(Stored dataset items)

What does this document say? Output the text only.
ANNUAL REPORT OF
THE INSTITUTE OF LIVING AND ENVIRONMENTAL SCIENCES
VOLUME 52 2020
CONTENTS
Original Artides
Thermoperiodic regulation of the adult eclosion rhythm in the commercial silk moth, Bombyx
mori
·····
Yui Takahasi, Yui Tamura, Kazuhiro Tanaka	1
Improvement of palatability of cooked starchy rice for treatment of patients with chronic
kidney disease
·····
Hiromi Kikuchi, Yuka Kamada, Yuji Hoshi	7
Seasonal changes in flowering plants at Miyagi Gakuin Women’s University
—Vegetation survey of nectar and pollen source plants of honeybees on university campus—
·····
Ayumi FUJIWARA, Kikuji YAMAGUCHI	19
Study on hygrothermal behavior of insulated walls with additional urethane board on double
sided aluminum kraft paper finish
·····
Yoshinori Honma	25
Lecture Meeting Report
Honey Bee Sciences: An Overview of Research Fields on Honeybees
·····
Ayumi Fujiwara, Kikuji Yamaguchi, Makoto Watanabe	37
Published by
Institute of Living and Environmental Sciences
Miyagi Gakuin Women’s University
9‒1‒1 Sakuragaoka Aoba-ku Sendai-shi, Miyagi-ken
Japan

▶ REQUIRED WORK
Every entry is to be printed exactly as given.

▶ FINISHED TASK
What does this document say? Output the text only.
ANNUAL REPORT OF
THE INSTITUTE OF LIVING AND ENVIRONMENTAL SCIENCES
VOLUME 52 2020
CONTENTS
Original Artides
Thermoperiodic regulation of the adult eclosion rhythm in the commercial silk moth, Bombyx
mori
·····
Yui Takahasi, Yui Tamura, Kazuhiro Tanaka	1
Improvement of palatability of cooked starchy rice for treatment of patients with chronic
kidney disease
·····
Hiromi Kikuchi, Yuka Kamada, Yuji Hoshi	7
Seasonal changes in flowering plants at Miyagi Gakuin Women’s University
—Vegetation survey of nectar and pollen source plants of honeybees on university campus—
·····
Ayumi FUJIWARA, Kikuji YAMAGUCHI	19
Study on hygrothermal behavior of insulated walls with additional urethane board on double
sided aluminum kraft paper finish
·····
Yoshinori Honma	25
Lecture Meeting Report
Honey Bee Sciences: An Overview of Research Fields on Honeybees
·····
Ayumi Fujiwara, Kikuji Yamaguchi, Makoto Watanabe	37
Published by
Institute of Living and Environmental Sciences
Miyagi Gakuin Women’s University
9‒1‒1 Sakuragaoka Aoba-ku Sendai-shi, Miyagi-ken
Japan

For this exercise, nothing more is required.